## START DATA IN THIS EXERCISE

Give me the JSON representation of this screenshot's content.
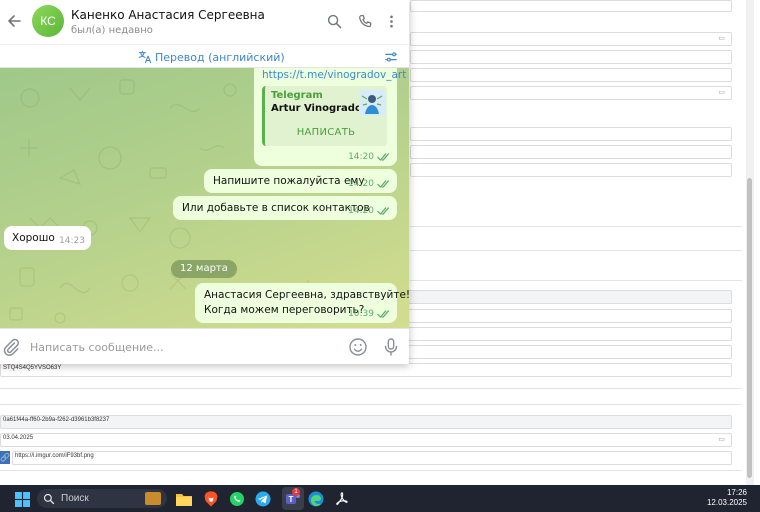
{
  "background_form": {
    "field_texts": {
      "code": "STQ4S4Q5YVSO63Y",
      "uuid": "0a61f44a-ff60-2b9a-f262-d3961b3f8237",
      "date": "03.04.2025",
      "url": "https://i.imgur.com/iF93bf.png"
    }
  },
  "telegram": {
    "contact": {
      "initials": "КС",
      "name": "Каненко Анастасия Сергеевна",
      "status": "был(а) недавно"
    },
    "translate_bar": {
      "label": "Перевод (английский)"
    },
    "messages": {
      "link_msg": {
        "url": "https://t.me/vinogradov_art",
        "preview_site": "Telegram",
        "preview_title": "Artur Vinogradov",
        "preview_button": "НАПИСАТЬ",
        "time": "14:20"
      },
      "m1": {
        "text": "Напишите пожалуйста ему",
        "time": "14:20"
      },
      "m2": {
        "text": "Или добавьте в список контактов",
        "time": "14:20"
      },
      "m3": {
        "text": "Хорошо",
        "time": "14:23"
      },
      "date_separator": "12 марта",
      "m4": {
        "line1": "Анастасия Сергеевна, здравствуйте!",
        "line2": "Когда можем переговорить?",
        "time": "10:39"
      }
    },
    "composer": {
      "placeholder": "Написать сообщение..."
    }
  },
  "taskbar": {
    "search_placeholder": "Поиск",
    "apps": [
      "windows-start",
      "file-explorer",
      "brave",
      "whatsapp",
      "telegram",
      "teams",
      "edge",
      "acrobat"
    ],
    "teams_badge": "1",
    "time": "17:26",
    "date": "12.03.2025"
  },
  "colors": {
    "outgoing_bubble": "#eeffde",
    "accent_blue": "#3f86c9",
    "check_green": "#5fac6a"
  }
}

## END DATA IN THIS EXERCISE

Copy every line of the listing where the word "Сергеевна" appears.

● **WRITTEN ANSWER**:
      "name": "Каненко Анастасия Сергеевна",
        "line1": "Анастасия Сергеевна, здравствуйте!",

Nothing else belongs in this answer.